● The input:
- - - - - - -

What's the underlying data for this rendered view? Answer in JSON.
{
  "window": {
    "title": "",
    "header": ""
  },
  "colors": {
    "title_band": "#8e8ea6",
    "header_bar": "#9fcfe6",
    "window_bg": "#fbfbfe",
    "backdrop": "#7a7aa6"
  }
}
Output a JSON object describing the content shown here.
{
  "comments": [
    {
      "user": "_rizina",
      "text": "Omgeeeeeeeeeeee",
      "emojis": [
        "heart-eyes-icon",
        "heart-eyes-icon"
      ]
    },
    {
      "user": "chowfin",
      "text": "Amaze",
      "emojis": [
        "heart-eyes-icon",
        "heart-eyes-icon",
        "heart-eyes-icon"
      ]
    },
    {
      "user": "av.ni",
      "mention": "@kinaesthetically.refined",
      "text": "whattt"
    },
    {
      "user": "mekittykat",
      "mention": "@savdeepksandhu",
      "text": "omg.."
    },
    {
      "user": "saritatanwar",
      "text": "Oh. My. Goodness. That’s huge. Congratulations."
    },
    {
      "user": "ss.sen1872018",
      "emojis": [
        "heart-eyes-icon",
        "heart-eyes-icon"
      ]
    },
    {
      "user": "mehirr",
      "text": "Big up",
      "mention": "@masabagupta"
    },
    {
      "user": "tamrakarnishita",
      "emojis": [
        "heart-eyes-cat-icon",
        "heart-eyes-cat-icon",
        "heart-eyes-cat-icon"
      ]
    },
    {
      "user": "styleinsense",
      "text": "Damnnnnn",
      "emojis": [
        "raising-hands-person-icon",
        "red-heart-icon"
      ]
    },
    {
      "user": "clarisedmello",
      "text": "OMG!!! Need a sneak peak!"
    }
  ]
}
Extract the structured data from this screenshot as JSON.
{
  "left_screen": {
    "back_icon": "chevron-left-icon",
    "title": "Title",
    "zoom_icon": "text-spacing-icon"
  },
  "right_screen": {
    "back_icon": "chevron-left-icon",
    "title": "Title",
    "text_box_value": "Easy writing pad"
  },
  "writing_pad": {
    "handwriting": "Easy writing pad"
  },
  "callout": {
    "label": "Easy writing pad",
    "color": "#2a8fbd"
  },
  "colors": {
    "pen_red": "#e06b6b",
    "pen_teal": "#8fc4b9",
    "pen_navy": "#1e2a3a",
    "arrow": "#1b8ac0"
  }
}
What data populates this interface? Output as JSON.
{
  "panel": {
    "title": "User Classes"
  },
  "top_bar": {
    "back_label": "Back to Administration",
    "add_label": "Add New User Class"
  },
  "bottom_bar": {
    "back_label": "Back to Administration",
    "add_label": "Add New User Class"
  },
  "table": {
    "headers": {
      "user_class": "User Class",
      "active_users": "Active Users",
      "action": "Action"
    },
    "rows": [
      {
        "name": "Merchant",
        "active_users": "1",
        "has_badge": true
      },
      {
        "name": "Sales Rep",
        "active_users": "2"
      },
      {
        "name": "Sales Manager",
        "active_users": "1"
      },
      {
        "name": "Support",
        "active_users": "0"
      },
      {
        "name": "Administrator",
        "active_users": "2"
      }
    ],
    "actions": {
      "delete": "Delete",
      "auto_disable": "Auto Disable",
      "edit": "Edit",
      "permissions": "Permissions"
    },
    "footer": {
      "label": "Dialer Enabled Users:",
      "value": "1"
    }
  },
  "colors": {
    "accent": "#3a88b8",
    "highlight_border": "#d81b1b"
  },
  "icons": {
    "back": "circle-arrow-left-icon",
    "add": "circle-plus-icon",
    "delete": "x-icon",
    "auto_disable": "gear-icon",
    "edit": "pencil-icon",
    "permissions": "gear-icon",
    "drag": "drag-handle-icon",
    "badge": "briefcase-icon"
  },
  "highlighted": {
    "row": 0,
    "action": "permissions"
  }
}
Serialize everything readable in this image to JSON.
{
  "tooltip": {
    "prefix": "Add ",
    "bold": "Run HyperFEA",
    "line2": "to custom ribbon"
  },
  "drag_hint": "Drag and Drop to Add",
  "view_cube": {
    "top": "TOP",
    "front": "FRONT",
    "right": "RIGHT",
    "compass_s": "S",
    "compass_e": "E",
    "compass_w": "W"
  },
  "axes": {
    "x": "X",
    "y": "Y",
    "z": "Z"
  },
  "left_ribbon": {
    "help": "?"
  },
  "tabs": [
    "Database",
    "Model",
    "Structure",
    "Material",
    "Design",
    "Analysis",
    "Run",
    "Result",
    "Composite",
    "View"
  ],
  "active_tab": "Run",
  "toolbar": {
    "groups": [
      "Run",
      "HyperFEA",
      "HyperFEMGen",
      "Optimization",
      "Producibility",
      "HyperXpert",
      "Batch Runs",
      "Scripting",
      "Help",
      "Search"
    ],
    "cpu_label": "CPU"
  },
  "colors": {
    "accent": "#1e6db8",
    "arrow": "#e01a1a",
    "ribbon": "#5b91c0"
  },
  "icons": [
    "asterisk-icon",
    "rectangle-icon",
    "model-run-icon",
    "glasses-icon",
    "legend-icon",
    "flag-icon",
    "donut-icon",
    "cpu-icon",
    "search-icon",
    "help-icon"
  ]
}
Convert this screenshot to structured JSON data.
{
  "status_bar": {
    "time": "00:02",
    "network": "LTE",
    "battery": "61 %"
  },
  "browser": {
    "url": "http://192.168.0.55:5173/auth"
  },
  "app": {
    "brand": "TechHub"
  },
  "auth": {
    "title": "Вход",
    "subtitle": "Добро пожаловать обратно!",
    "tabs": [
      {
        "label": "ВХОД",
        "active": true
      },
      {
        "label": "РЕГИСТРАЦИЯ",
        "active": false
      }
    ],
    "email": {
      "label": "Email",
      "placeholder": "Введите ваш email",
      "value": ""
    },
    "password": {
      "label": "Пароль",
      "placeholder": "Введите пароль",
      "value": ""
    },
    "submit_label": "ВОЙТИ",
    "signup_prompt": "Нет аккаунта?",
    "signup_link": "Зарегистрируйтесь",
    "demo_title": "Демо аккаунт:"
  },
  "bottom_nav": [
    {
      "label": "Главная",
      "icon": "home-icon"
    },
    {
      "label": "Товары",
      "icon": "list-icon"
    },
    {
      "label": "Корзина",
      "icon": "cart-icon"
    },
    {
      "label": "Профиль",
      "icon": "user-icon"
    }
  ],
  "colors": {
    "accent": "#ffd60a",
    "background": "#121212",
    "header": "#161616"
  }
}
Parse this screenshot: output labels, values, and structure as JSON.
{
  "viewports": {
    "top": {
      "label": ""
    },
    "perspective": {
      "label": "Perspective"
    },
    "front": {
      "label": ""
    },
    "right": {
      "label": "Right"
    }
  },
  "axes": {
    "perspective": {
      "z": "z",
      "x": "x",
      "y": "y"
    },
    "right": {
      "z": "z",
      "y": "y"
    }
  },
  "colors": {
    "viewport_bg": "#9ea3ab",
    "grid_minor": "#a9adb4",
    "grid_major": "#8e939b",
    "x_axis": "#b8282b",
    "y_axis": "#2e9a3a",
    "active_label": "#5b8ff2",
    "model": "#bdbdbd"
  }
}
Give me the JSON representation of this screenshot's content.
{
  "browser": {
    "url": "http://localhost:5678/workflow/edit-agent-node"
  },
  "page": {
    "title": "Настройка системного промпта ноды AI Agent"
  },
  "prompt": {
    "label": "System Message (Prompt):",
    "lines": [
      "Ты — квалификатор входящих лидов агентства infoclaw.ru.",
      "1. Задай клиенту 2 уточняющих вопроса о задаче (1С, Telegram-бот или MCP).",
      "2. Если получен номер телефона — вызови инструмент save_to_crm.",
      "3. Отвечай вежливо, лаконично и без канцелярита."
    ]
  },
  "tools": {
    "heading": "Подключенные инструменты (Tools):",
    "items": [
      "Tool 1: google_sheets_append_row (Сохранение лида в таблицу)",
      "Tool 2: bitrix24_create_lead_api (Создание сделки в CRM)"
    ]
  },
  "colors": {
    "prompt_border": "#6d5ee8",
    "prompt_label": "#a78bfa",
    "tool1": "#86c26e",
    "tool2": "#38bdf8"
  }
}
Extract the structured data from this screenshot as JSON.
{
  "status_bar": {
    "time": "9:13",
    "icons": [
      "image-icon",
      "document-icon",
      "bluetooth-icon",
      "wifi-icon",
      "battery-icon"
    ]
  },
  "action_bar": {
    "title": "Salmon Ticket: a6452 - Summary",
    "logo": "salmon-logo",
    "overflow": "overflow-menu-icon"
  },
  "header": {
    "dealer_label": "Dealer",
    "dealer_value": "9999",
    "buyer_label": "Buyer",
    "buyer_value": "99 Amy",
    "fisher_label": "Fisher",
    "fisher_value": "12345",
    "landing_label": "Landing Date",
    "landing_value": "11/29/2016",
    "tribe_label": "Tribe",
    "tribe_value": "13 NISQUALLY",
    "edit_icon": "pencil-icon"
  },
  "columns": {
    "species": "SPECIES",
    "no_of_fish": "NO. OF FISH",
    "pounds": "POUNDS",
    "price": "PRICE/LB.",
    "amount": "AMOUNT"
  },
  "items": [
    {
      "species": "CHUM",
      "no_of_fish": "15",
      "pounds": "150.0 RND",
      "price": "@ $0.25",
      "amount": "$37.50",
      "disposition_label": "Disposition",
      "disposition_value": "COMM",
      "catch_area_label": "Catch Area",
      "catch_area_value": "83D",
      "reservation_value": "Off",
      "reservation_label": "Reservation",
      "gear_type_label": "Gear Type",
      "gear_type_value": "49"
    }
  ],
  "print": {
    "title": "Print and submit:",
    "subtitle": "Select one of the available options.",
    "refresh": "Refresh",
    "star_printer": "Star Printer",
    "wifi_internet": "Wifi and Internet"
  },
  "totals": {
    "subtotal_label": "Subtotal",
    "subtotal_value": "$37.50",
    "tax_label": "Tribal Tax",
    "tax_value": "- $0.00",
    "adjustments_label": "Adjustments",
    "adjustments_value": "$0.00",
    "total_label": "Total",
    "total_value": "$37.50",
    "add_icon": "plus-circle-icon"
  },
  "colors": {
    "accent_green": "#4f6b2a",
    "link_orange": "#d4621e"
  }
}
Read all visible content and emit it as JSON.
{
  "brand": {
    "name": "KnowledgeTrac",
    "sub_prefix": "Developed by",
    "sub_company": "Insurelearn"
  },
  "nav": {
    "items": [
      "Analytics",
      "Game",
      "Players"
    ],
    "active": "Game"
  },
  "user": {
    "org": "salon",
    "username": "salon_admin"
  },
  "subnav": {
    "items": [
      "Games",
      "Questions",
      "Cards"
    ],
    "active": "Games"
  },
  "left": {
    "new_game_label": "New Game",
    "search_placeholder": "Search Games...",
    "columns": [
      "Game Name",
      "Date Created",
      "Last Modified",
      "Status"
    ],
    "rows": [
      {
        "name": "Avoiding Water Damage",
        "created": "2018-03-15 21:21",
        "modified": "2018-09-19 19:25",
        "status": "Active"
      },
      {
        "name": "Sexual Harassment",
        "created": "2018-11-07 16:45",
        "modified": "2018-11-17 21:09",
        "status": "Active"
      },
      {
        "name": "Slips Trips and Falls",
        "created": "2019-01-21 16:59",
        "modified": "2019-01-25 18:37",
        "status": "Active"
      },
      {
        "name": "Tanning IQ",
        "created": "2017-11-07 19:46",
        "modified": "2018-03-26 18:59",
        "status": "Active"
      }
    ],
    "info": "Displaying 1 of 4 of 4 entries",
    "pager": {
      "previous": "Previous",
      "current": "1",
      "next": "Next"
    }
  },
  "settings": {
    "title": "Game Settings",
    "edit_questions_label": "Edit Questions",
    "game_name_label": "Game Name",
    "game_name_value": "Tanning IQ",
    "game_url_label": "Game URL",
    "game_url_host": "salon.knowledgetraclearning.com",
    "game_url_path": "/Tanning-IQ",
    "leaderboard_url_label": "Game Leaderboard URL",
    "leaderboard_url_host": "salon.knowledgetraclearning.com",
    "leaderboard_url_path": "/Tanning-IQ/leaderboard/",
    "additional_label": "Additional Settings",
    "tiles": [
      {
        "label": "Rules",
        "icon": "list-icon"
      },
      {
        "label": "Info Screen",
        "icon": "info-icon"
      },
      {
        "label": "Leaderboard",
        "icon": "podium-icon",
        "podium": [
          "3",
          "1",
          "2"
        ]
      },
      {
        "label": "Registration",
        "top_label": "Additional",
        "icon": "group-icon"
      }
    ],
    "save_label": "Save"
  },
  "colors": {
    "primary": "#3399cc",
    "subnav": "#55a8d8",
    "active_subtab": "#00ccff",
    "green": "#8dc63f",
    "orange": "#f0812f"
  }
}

- - - - - - -

● What the exercise asks:
Copy every line of the listing containing the string "Additional".

● Solution below:
    "additional_label": "Additional Settings",
        "top_label": "Additional",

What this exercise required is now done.